━━ Input records
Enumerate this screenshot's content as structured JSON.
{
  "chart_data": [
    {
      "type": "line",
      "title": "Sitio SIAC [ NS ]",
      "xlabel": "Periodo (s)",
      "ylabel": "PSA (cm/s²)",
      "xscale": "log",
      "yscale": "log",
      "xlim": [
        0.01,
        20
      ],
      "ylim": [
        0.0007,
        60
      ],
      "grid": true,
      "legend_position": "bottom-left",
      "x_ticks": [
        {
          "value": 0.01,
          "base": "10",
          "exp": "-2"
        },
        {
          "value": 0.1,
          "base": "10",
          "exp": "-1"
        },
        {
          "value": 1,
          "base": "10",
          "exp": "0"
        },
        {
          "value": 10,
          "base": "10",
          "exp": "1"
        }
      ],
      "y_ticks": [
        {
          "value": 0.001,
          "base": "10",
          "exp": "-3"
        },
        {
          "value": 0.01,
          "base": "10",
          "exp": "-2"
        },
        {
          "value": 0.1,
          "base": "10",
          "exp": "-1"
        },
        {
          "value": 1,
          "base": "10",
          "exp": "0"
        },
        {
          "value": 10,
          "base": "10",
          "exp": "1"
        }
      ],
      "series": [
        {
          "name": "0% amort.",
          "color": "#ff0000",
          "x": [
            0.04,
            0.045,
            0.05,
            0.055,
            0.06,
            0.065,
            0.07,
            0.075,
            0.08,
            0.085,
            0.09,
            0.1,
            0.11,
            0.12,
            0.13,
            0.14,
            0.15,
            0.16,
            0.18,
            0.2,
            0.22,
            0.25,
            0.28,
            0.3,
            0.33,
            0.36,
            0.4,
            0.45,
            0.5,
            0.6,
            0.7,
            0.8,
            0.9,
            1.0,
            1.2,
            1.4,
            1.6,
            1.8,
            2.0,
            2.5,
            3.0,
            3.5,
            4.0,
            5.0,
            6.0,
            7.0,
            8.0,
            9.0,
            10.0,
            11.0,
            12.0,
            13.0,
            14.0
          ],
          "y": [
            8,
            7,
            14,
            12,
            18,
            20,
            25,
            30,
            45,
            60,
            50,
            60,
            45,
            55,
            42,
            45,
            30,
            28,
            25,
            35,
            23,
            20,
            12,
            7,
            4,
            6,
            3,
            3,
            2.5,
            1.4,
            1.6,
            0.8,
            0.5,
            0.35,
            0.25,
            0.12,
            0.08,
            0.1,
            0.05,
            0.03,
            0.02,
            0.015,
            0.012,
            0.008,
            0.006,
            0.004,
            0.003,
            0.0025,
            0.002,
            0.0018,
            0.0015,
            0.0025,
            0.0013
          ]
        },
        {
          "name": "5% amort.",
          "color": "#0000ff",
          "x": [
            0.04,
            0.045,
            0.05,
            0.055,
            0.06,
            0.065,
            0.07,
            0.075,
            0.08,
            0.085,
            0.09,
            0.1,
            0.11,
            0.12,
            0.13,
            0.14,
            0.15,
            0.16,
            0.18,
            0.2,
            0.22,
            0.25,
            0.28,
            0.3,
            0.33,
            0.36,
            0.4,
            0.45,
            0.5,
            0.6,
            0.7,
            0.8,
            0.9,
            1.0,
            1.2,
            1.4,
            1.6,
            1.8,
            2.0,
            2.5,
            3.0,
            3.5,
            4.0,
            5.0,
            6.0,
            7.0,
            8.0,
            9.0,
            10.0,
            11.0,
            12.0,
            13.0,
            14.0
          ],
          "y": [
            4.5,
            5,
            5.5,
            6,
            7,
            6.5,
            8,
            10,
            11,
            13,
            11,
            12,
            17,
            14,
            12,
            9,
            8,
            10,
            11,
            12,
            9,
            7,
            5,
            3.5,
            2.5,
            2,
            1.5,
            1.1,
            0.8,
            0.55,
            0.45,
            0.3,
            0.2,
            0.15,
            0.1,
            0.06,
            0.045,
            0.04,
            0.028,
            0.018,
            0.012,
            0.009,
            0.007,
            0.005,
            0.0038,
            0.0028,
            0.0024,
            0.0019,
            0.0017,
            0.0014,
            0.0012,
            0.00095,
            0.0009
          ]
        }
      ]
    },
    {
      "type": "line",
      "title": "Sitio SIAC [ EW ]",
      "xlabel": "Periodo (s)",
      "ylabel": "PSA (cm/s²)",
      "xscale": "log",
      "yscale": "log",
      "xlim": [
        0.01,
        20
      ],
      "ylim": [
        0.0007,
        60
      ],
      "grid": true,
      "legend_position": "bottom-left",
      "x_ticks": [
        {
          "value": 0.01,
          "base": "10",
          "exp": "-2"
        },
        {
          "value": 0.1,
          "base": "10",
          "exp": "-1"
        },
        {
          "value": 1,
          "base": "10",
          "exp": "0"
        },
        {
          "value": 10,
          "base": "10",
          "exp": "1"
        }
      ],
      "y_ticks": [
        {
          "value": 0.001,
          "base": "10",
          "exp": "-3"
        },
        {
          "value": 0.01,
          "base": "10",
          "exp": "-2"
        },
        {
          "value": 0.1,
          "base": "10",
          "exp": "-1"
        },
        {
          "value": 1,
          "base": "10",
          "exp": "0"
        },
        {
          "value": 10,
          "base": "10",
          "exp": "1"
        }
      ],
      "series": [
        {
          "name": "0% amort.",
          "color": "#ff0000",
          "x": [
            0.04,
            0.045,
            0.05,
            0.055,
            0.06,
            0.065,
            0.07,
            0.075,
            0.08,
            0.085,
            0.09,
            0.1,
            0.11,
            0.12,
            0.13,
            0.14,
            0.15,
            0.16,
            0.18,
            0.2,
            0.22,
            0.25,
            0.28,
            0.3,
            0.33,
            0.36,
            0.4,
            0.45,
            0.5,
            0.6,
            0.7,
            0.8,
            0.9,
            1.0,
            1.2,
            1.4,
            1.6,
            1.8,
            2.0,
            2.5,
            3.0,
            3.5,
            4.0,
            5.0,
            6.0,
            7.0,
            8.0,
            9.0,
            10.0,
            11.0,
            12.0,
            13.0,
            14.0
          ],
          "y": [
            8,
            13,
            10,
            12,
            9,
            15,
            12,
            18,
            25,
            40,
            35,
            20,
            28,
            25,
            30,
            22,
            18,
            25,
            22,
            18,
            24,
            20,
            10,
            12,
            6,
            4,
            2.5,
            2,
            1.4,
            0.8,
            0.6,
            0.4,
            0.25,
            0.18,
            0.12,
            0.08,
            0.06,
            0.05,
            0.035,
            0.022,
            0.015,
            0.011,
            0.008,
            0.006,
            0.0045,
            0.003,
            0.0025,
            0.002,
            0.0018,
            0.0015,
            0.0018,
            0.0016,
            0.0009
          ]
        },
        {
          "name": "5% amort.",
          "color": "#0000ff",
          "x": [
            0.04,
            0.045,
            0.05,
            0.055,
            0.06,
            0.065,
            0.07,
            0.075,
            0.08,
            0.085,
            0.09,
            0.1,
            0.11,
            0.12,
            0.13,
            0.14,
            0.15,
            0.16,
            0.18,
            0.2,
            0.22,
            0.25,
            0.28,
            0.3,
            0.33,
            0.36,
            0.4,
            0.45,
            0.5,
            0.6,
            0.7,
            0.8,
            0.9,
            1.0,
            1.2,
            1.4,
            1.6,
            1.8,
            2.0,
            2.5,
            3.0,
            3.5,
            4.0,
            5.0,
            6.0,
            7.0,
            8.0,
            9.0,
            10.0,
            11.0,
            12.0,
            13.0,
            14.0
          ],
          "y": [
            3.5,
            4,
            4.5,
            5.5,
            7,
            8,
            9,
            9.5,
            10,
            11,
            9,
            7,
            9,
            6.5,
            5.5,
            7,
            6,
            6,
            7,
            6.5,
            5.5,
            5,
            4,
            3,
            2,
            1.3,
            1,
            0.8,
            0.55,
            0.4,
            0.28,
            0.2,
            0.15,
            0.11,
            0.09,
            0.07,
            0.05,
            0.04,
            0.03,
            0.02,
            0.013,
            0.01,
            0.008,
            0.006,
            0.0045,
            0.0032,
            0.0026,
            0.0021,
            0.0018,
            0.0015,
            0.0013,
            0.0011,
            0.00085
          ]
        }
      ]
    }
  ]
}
━━━━
What the exercise asks => In the records shown above, how many lines include the word "title"? Answer with the number only.

Final answer => 2